WORK INSTRUCTIONS ▸ Scan the entries below and extract each line with the word "entity" in it.

— START OF RECORDED DATA —

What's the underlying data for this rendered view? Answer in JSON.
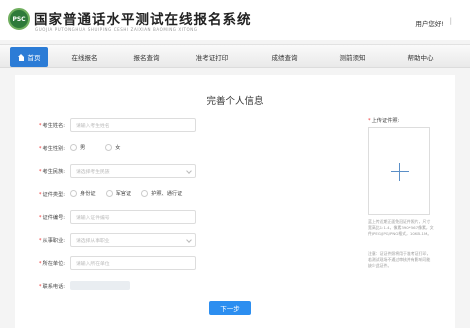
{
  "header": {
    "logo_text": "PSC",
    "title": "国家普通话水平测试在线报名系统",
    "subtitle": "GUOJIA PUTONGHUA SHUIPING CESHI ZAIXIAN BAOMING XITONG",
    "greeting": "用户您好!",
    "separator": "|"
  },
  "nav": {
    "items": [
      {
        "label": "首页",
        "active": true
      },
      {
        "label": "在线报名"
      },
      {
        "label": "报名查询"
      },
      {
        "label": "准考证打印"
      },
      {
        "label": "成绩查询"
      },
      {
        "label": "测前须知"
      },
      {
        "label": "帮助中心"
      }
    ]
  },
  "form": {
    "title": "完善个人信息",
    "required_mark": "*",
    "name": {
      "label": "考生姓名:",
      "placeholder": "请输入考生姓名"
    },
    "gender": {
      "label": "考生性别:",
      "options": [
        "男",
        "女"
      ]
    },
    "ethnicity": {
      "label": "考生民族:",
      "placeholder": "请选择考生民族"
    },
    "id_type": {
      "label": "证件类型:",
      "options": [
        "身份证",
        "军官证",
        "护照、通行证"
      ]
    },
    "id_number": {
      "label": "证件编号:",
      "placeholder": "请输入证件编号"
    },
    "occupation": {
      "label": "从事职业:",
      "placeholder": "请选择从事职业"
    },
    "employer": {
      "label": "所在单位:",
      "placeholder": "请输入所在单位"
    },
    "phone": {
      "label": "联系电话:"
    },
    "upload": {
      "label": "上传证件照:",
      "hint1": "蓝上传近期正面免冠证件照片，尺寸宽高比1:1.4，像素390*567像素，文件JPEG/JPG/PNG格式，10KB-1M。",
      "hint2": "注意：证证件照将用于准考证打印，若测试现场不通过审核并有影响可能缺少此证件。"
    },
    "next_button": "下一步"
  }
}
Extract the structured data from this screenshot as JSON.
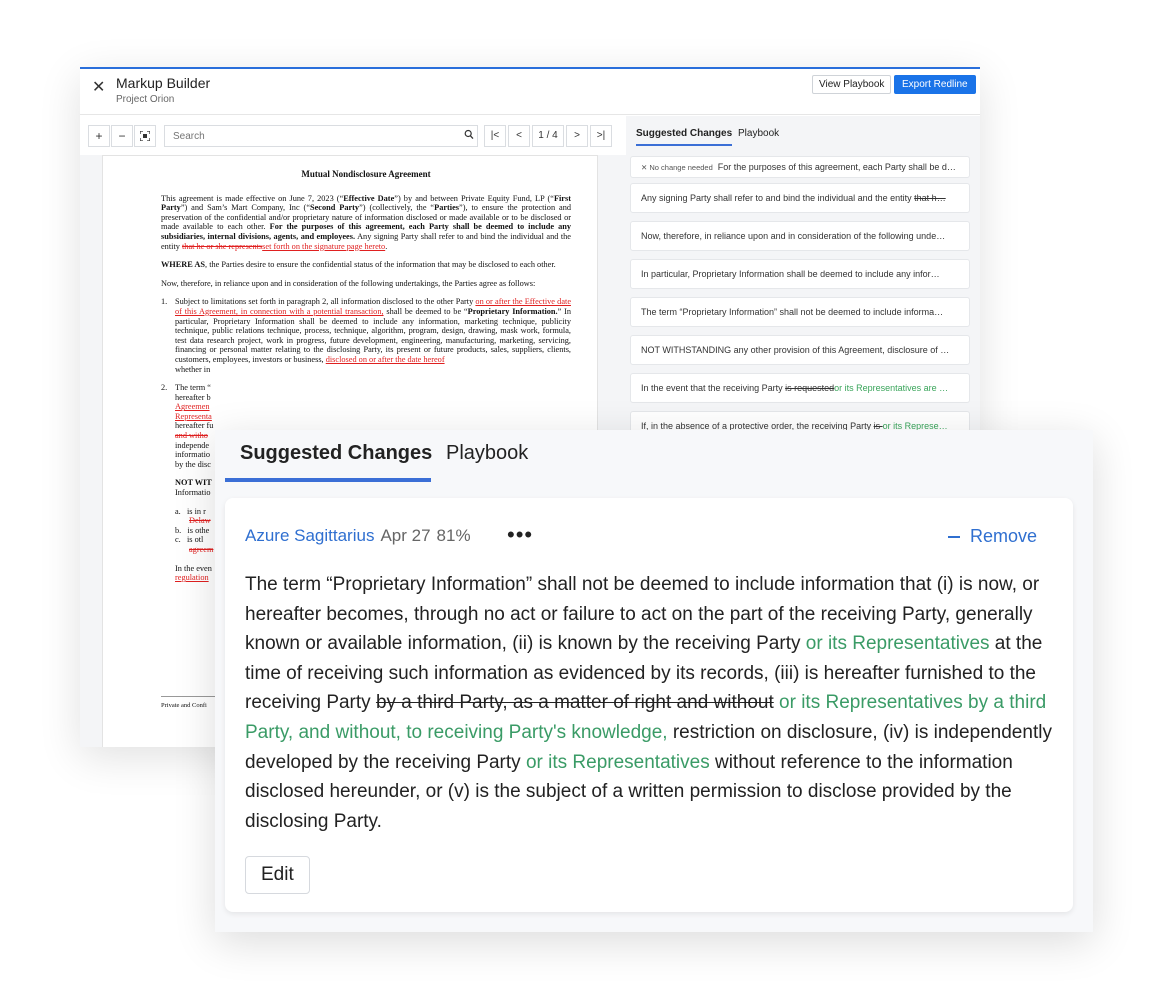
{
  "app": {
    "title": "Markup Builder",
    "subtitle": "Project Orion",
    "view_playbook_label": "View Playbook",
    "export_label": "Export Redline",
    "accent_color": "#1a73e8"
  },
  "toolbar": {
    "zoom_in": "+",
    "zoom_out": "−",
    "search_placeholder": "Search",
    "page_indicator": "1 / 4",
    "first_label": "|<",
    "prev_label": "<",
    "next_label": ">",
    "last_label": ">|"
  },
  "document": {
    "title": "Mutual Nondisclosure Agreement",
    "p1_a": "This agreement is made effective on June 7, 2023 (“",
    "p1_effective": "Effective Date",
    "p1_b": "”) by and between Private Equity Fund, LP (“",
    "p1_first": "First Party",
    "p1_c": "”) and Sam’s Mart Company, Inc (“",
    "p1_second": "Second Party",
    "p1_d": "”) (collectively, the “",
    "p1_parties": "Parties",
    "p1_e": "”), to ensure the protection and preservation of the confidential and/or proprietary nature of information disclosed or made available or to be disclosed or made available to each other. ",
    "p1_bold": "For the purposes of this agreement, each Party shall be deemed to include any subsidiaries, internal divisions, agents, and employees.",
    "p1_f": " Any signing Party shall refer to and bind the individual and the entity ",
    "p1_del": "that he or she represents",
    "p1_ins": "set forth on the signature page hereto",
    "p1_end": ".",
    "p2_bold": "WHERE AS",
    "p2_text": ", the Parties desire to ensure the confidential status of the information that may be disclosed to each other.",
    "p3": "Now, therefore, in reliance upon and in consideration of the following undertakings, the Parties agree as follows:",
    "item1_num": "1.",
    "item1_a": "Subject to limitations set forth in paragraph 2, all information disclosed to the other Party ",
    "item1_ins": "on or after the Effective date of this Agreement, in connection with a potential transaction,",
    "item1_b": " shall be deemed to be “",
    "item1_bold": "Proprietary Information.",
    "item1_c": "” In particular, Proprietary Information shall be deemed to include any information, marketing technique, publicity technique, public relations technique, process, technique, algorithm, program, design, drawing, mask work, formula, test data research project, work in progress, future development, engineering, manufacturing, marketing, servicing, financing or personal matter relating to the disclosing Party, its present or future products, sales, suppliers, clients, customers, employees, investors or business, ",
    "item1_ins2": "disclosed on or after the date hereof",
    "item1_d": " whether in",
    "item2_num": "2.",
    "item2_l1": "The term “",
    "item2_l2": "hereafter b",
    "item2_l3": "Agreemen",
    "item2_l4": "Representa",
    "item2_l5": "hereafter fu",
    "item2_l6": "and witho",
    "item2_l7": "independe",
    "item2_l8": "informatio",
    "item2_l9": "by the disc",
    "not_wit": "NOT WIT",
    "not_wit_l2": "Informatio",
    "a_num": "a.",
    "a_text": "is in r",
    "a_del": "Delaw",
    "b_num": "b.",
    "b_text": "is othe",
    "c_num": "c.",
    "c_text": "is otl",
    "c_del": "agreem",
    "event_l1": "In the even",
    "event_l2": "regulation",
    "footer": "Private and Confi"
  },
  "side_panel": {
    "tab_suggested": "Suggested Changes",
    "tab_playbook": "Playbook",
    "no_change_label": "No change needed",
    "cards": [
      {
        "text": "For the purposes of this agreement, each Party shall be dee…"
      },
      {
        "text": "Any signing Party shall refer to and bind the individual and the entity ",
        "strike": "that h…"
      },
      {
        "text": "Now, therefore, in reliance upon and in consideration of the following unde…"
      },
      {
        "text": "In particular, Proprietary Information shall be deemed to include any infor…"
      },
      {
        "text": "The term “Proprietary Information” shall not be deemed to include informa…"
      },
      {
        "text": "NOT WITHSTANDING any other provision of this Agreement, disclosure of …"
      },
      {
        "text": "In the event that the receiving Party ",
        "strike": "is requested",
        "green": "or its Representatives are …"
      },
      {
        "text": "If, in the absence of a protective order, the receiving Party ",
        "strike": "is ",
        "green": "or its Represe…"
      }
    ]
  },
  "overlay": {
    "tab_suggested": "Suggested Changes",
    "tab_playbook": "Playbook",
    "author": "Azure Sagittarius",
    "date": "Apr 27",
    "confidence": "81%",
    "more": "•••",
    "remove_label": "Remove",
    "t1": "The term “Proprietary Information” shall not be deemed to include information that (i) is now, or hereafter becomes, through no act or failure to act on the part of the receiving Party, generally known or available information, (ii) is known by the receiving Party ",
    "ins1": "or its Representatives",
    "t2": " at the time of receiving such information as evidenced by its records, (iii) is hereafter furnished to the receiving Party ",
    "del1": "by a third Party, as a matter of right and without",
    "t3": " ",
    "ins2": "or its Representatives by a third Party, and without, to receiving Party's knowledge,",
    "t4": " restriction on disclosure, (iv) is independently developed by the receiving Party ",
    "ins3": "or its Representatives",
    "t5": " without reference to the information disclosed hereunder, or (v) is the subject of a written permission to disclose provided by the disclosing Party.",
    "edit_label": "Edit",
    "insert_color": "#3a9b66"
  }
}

— END OF RECORDED DATA —

THE REPLY ▸
    "p1_f": " Any signing Party shall refer to and bind the individual and the entity ",
        "text": "Any signing Party shall refer to and bind the individual and the entity ",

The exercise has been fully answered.